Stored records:
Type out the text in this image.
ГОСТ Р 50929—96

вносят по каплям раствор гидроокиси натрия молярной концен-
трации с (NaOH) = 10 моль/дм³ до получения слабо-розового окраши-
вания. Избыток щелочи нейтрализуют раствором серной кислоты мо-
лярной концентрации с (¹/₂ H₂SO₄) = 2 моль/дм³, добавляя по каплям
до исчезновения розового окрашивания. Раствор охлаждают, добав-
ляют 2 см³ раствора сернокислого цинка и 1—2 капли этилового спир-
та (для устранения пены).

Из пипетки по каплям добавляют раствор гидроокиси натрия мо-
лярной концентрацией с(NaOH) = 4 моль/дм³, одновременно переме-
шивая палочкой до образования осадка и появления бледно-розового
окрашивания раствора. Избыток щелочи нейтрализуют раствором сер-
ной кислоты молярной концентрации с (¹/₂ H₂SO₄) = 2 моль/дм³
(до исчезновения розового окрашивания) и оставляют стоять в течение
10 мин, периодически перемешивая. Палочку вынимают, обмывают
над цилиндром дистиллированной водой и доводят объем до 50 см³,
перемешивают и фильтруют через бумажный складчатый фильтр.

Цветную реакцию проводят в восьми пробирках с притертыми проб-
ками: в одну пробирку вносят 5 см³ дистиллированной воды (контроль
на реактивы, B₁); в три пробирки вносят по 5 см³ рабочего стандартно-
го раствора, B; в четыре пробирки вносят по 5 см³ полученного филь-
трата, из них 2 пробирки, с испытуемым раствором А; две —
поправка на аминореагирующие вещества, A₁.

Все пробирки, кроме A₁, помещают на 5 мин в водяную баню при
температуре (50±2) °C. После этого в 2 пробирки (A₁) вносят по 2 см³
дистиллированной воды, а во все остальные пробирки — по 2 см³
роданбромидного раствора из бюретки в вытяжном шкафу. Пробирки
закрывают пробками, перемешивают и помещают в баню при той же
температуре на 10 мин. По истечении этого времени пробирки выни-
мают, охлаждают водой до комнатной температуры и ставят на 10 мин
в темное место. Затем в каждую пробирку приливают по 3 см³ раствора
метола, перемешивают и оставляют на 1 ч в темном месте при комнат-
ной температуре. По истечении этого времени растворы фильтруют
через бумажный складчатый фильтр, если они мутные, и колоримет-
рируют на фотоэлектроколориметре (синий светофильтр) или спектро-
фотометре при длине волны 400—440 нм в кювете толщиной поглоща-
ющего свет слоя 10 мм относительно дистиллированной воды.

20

...

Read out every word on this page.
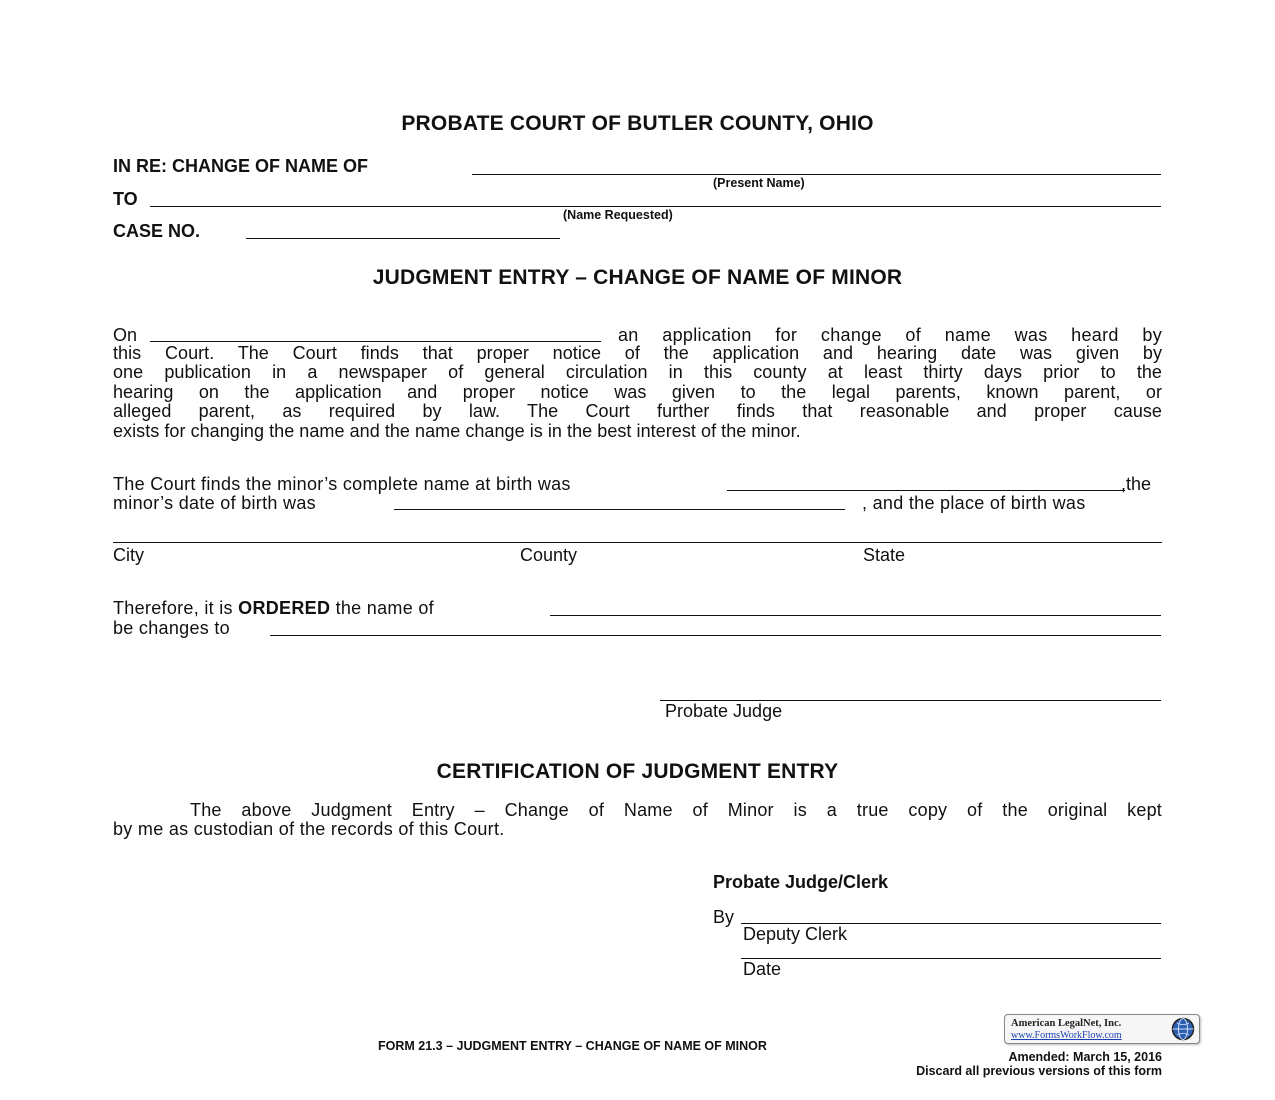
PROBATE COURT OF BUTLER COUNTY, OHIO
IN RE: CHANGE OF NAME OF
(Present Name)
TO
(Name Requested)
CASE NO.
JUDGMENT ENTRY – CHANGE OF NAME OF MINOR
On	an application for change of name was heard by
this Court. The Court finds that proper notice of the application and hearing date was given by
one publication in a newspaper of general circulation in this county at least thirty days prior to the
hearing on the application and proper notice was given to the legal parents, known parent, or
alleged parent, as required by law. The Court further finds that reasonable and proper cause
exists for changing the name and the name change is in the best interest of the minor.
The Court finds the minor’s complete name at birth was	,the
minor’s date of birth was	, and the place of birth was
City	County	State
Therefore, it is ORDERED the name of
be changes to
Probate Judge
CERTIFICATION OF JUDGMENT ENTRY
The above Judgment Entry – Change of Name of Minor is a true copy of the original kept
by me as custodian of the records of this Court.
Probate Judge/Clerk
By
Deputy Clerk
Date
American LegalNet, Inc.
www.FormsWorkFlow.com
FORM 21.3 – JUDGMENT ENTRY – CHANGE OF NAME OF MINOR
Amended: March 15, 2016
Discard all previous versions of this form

- [What is being asked]:
Copy each line of the data that contains the word "this".

- [Solution]:
Type out the text in this image.
Read out every word on this page.
this Court. The Court finds that proper notice of the application and hearing date was given by
one publication in a newspaper of general circulation in this county at least thirty days prior to the
by me as custodian of the records of this Court.
Discard all previous versions of this form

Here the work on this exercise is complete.